▶ **Data listing**
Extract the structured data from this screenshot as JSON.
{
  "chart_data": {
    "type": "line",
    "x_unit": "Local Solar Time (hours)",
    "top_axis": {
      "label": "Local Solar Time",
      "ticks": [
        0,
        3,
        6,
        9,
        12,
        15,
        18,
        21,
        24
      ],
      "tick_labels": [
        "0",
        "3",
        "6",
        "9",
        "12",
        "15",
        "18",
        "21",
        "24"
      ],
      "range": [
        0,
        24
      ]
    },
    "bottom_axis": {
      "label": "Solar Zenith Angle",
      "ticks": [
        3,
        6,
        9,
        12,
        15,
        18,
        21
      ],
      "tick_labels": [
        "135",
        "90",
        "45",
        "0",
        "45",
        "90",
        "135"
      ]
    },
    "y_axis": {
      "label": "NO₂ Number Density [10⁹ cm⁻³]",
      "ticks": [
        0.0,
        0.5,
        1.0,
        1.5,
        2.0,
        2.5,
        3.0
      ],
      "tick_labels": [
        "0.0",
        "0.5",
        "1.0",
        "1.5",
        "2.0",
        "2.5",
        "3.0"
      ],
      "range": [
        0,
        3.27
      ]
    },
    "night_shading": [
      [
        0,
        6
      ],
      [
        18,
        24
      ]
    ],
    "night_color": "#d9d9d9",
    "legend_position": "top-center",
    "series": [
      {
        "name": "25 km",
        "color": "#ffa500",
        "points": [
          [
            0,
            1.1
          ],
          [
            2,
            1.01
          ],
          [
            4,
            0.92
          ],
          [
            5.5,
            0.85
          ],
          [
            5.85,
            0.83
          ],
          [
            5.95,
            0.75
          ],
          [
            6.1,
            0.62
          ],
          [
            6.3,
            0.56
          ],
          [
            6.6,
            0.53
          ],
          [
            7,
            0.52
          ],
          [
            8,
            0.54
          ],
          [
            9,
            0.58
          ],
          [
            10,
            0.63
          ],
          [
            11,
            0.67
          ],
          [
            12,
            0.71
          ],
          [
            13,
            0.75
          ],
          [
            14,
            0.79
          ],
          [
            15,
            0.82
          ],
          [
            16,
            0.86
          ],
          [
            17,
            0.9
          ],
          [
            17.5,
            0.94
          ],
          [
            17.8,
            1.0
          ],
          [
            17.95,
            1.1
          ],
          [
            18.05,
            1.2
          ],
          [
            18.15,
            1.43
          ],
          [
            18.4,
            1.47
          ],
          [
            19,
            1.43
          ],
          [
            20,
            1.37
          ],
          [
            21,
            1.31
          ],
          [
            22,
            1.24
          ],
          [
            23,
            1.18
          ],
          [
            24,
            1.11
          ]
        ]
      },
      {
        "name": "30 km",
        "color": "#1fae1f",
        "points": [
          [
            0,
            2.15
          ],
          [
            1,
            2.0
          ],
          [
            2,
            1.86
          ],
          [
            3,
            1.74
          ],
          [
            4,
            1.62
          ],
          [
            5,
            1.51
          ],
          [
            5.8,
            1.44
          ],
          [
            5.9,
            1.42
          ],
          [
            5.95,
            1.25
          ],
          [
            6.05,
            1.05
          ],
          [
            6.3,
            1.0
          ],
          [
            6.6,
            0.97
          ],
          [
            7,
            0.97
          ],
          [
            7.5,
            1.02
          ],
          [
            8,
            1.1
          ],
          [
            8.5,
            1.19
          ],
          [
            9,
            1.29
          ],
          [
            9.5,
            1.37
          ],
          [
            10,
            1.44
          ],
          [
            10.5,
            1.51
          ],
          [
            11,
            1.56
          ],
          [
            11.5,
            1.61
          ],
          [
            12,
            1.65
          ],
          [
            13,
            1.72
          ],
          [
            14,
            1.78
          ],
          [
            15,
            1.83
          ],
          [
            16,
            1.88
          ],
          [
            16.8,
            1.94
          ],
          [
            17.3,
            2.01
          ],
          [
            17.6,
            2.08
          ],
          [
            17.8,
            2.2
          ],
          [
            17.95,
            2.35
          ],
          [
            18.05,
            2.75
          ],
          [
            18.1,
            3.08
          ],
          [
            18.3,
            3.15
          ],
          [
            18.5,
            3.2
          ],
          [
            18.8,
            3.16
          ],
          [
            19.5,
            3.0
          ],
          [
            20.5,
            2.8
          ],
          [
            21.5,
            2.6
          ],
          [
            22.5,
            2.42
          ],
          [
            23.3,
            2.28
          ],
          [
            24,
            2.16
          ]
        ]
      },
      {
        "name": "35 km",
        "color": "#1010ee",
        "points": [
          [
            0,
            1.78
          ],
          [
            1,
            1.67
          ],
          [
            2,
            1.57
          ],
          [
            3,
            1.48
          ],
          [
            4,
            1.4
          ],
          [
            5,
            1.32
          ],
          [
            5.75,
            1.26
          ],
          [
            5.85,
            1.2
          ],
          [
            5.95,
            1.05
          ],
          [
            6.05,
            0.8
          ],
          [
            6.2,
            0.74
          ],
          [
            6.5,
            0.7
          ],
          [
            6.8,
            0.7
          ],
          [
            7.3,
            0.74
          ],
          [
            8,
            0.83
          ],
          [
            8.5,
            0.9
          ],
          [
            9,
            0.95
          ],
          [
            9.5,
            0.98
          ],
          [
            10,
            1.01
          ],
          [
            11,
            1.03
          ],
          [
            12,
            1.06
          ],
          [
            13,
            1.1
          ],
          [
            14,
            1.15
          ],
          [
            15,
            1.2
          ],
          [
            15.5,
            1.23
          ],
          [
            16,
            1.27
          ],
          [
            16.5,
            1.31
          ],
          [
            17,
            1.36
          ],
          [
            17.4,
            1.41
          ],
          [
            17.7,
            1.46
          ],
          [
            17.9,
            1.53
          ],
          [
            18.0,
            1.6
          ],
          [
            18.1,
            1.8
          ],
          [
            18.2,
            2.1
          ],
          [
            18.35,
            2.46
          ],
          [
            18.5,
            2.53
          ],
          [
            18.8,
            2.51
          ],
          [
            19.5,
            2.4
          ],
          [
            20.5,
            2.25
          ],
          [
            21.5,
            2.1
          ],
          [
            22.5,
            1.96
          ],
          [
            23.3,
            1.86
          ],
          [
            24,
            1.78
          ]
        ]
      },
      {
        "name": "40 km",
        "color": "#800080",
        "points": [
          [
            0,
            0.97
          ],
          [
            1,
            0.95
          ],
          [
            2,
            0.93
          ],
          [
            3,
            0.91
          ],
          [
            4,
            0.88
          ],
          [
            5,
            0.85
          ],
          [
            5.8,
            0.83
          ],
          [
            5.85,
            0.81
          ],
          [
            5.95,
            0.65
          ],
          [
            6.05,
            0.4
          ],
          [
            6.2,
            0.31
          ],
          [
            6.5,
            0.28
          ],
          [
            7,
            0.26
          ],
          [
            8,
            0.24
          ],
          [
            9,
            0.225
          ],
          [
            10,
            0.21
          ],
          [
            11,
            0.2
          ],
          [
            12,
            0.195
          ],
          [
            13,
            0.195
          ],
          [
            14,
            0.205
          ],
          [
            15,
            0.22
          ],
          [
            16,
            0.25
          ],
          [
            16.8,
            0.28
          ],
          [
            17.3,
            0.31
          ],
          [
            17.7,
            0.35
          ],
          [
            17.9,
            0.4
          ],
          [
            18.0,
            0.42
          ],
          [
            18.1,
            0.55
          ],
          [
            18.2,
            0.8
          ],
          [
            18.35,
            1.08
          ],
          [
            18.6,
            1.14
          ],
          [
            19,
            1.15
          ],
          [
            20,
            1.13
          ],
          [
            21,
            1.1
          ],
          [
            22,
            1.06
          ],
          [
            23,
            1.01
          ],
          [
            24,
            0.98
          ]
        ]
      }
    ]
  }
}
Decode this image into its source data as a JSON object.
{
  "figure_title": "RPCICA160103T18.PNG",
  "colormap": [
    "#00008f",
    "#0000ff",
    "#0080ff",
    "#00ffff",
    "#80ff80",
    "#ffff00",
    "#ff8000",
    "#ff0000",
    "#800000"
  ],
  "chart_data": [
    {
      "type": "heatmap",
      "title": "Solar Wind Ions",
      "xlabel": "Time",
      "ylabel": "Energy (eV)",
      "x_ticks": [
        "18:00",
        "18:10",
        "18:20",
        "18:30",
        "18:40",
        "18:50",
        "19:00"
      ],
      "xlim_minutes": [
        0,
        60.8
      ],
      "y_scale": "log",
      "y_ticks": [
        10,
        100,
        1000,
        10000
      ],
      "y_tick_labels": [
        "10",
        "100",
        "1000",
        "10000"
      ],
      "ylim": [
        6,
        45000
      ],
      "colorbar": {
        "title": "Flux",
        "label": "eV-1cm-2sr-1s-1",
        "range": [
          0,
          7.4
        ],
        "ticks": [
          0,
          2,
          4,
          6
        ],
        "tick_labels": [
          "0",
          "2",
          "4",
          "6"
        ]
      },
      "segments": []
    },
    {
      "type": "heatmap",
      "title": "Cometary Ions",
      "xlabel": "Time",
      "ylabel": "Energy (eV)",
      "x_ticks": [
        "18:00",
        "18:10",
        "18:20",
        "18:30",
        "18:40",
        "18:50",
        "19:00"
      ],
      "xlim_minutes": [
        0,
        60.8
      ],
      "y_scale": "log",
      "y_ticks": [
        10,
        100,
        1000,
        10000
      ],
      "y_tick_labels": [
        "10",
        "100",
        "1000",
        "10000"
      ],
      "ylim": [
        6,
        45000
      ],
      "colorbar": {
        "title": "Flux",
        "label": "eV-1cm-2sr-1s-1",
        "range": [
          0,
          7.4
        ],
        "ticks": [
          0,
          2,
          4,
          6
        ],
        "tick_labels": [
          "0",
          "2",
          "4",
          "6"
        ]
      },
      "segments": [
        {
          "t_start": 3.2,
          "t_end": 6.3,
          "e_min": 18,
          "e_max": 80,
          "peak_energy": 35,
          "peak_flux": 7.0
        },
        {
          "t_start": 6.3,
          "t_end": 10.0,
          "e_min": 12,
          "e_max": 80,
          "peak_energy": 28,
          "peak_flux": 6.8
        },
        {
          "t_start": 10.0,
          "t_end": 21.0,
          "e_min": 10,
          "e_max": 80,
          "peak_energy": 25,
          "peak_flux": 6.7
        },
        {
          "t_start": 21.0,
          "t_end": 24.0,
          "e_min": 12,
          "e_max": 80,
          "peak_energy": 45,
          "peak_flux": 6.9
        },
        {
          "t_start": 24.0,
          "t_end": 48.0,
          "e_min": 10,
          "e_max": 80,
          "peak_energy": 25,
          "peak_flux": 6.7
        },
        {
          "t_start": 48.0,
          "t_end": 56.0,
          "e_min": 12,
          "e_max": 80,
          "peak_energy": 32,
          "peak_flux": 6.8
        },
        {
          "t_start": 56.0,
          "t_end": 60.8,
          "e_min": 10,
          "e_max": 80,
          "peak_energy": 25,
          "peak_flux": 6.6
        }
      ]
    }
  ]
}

▶ **What is expected**
Only lines that contain the word "JSON" are wanted; copy each of them.

▶ **Exercise solution**
Extract the structured data from this screenshot as JSON.
Decode this image into its source data as a JSON object.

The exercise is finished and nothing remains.